▶ _Problem to solve_
Retype each line exactly. Skip images.

▼

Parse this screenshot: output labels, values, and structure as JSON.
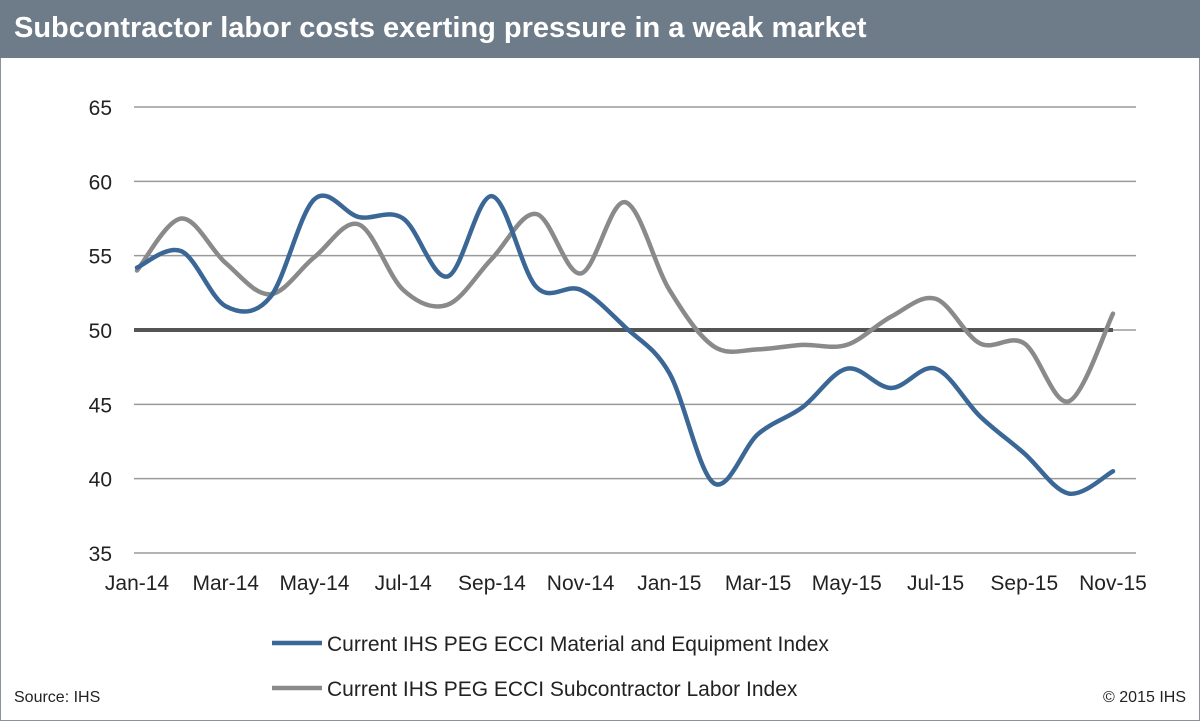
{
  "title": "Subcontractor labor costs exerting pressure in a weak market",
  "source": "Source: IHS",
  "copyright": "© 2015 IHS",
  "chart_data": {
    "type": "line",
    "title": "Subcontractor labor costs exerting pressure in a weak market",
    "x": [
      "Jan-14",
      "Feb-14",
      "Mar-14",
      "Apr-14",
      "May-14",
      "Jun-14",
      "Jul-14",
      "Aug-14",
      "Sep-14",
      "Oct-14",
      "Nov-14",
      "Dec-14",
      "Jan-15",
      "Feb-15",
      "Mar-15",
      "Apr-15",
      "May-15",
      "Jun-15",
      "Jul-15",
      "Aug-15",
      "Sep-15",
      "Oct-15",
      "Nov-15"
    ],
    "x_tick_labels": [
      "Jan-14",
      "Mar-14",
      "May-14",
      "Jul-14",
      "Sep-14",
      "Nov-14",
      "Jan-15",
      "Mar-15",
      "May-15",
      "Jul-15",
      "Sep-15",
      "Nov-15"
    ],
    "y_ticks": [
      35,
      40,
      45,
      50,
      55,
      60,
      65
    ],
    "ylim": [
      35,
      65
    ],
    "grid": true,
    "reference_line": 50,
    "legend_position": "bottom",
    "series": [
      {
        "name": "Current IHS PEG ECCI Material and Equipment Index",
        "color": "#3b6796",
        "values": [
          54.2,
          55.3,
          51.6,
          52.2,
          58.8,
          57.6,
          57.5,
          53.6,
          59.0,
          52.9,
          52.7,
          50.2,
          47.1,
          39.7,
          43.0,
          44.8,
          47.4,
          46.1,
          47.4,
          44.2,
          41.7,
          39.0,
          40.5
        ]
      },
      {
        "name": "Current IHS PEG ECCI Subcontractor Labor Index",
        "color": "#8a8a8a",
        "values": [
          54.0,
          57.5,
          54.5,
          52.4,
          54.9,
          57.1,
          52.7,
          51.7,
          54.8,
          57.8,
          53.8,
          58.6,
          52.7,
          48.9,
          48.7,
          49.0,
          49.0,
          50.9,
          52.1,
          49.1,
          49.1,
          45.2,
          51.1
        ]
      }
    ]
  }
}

▲

▶ _Exercise answer_
Parse this screenshot: output labels, values, and structure as JSON.
{
  "title": "Subcontractor labor costs exerting pressure in a weak market",
  "source": "Source: IHS",
  "copyright": "© 2015 IHS",
  "chart_data": {
    "type": "line",
    "title": "Subcontractor labor costs exerting pressure in a weak market",
    "x": [
      "Jan-14",
      "Feb-14",
      "Mar-14",
      "Apr-14",
      "May-14",
      "Jun-14",
      "Jul-14",
      "Aug-14",
      "Sep-14",
      "Oct-14",
      "Nov-14",
      "Dec-14",
      "Jan-15",
      "Feb-15",
      "Mar-15",
      "Apr-15",
      "May-15",
      "Jun-15",
      "Jul-15",
      "Aug-15",
      "Sep-15",
      "Oct-15",
      "Nov-15"
    ],
    "x_tick_labels": [
      "Jan-14",
      "Mar-14",
      "May-14",
      "Jul-14",
      "Sep-14",
      "Nov-14",
      "Jan-15",
      "Mar-15",
      "May-15",
      "Jul-15",
      "Sep-15",
      "Nov-15"
    ],
    "y_ticks": [
      35,
      40,
      45,
      50,
      55,
      60,
      65
    ],
    "ylim": [
      35,
      65
    ],
    "grid": true,
    "reference_line": 50,
    "legend_position": "bottom",
    "series": [
      {
        "name": "Current IHS PEG ECCI Material and Equipment Index",
        "color": "#3b6796",
        "values": [
          54.2,
          55.3,
          51.6,
          52.2,
          58.8,
          57.6,
          57.5,
          53.6,
          59.0,
          52.9,
          52.7,
          50.2,
          47.1,
          39.7,
          43.0,
          44.8,
          47.4,
          46.1,
          47.4,
          44.2,
          41.7,
          39.0,
          40.5
        ]
      },
      {
        "name": "Current IHS PEG ECCI Subcontractor Labor Index",
        "color": "#8a8a8a",
        "values": [
          54.0,
          57.5,
          54.5,
          52.4,
          54.9,
          57.1,
          52.7,
          51.7,
          54.8,
          57.8,
          53.8,
          58.6,
          52.7,
          48.9,
          48.7,
          49.0,
          49.0,
          50.9,
          52.1,
          49.1,
          49.1,
          45.2,
          51.1
        ]
      }
    ]
  }
}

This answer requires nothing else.